Job → Your task is to transcribe all of the data below exactly, omitting the images.

Available data →
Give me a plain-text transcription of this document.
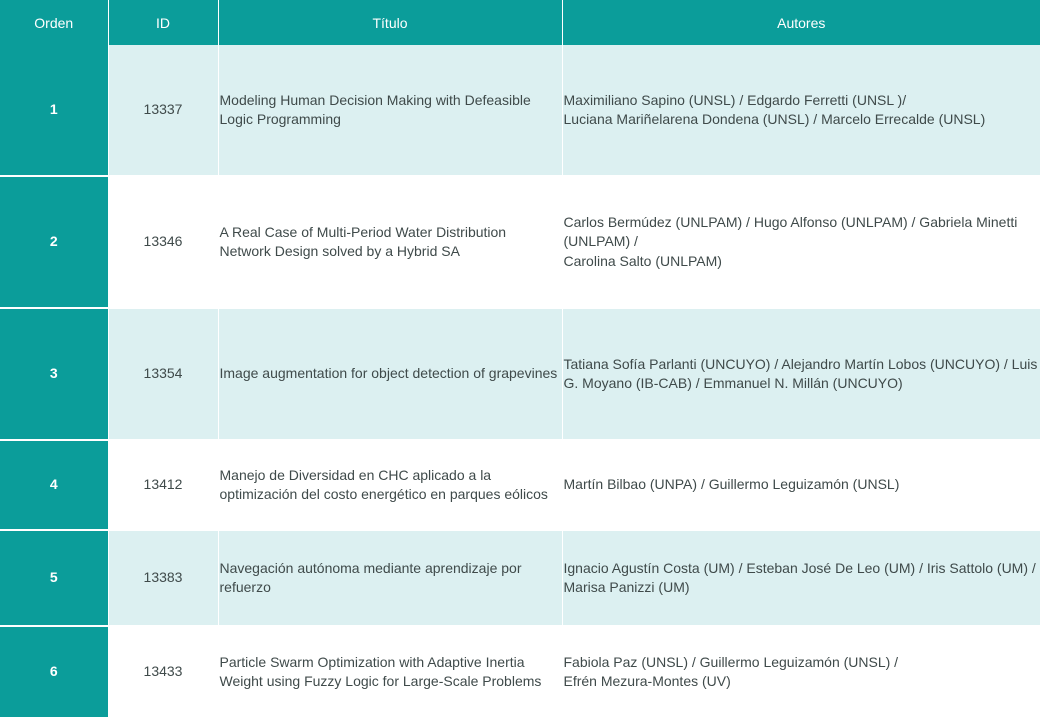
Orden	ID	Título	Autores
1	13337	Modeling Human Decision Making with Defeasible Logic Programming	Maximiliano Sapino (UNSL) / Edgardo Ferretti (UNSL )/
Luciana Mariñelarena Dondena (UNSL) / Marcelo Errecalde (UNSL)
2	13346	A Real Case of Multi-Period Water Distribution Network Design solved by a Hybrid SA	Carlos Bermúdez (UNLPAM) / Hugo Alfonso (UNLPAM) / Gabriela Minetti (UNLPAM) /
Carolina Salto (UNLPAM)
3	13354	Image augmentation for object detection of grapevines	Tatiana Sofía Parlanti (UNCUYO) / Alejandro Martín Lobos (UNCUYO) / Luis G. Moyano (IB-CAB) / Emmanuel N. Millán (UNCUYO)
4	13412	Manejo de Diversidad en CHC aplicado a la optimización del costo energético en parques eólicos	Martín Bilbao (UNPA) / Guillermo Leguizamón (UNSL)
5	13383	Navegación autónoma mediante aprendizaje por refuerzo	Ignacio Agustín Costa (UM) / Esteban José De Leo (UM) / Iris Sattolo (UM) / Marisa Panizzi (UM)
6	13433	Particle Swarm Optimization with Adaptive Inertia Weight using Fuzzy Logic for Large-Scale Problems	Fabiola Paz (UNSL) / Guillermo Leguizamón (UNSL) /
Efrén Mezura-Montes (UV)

Task output →
Give me a plain-text transcription of this document.
Orden	ID	Título	Autores
1	13337	Modeling Human Decision Making with Defeasible Logic Programming	Maximiliano Sapino (UNSL) / Edgardo Ferretti (UNSL )/
Luciana Mariñelarena Dondena (UNSL) / Marcelo Errecalde (UNSL)
2	13346	A Real Case of Multi-Period Water Distribution Network Design solved by a Hybrid SA	Carlos Bermúdez (UNLPAM) / Hugo Alfonso (UNLPAM) / Gabriela Minetti (UNLPAM) /
Carolina Salto (UNLPAM)
3	13354	Image augmentation for object detection of grapevines	Tatiana Sofía Parlanti (UNCUYO) / Alejandro Martín Lobos (UNCUYO) / Luis G. Moyano (IB-CAB) / Emmanuel N. Millán (UNCUYO)
4	13412	Manejo de Diversidad en CHC aplicado a la optimización del costo energético en parques eólicos	Martín Bilbao (UNPA) / Guillermo Leguizamón (UNSL)
5	13383	Navegación autónoma mediante aprendizaje por refuerzo	Ignacio Agustín Costa (UM) / Esteban José De Leo (UM) / Iris Sattolo (UM) / Marisa Panizzi (UM)
6	13433	Particle Swarm Optimization with Adaptive Inertia Weight using Fuzzy Logic for Large-Scale Problems	Fabiola Paz (UNSL) / Guillermo Leguizamón (UNSL) /
Efrén Mezura-Montes (UV)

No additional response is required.